**Description of the task**: Every record must be repeated exactly, with no omission.

**Data rows**:

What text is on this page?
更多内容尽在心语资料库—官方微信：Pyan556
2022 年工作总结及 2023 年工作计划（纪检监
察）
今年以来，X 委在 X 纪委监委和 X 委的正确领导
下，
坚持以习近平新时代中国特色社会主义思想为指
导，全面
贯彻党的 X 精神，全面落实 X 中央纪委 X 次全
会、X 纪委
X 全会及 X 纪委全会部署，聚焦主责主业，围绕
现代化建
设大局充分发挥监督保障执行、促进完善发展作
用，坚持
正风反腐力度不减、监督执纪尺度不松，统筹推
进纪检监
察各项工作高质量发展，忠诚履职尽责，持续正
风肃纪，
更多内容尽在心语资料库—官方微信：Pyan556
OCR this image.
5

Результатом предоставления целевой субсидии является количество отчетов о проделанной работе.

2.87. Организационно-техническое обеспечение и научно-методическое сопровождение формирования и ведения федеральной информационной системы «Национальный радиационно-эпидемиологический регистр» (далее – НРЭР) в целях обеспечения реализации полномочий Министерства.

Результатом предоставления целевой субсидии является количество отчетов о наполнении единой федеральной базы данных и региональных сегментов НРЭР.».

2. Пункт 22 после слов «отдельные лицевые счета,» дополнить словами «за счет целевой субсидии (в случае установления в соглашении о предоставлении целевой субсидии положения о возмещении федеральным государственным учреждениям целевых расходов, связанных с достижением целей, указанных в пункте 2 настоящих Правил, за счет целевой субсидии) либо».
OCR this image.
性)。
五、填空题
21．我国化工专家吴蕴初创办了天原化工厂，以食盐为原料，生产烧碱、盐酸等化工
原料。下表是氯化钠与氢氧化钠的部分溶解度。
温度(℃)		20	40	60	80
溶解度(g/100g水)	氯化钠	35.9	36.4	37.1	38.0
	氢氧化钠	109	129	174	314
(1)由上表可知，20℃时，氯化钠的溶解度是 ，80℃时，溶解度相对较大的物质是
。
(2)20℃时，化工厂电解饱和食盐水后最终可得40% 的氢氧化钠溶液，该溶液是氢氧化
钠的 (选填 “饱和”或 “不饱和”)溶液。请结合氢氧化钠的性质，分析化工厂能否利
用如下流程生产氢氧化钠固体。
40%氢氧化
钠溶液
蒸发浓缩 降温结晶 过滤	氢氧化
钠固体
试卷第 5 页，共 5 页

**Correct result**:
What text is on this page?
更多内容尽在心语资料库—官方微信：Pyan556
2022 年工作总结及 2023 年工作计划（纪检监
察）
今年以来，X 委在 X 纪委监委和 X 委的正确领导
下，
坚持以习近平新时代中国特色社会主义思想为指
导，全面
贯彻党的 X 精神，全面落实 X 中央纪委 X 次全
会、X 纪委
X 全会及 X 纪委全会部署，聚焦主责主业，围绕
现代化建
设大局充分发挥监督保障执行、促进完善发展作
用，坚持
正风反腐力度不减、监督执纪尺度不松，统筹推
进纪检监
察各项工作高质量发展，忠诚履职尽责，持续正
风肃纪，
更多内容尽在心语资料库—官方微信：Pyan556
OCR this image.
5

Результатом предоставления целевой субсидии является количество отчетов о проделанной работе.

2.87. Организационно-техническое обеспечение и научно-методическое сопровождение формирования и ведения федеральной информационной системы «Национальный радиационно-эпидемиологический регистр» (далее – НРЭР) в целях обеспечения реализации полномочий Министерства.

Результатом предоставления целевой субсидии является количество отчетов о наполнении единой федеральной базы данных и региональных сегментов НРЭР.».

2. Пункт 22 после слов «отдельные лицевые счета,» дополнить словами «за счет целевой субсидии (в случае установления в соглашении о предоставлении целевой субсидии положения о возмещении федеральным государственным учреждениям целевых расходов, связанных с достижением целей, указанных в пункте 2 настоящих Правил, за счет целевой субсидии) либо».
OCR this image.
性)。
五、填空题
21．我国化工专家吴蕴初创办了天原化工厂，以食盐为原料，生产烧碱、盐酸等化工
原料。下表是氯化钠与氢氧化钠的部分溶解度。
温度(℃)		20	40	60	80
溶解度(g/100g水)	氯化钠	35.9	36.4	37.1	38.0
	氢氧化钠	109	129	174	314
(1)由上表可知，20℃时，氯化钠的溶解度是 ，80℃时，溶解度相对较大的物质是
。
(2)20℃时，化工厂电解饱和食盐水后最终可得40% 的氢氧化钠溶液，该溶液是氢氧化
钠的 (选填 “饱和”或 “不饱和”)溶液。请结合氢氧化钠的性质，分析化工厂能否利
用如下流程生产氢氧化钠固体。
40%氢氧化
钠溶液
蒸发浓缩 降温结晶 过滤	氢氧化
钠固体
试卷第 5 页，共 5 页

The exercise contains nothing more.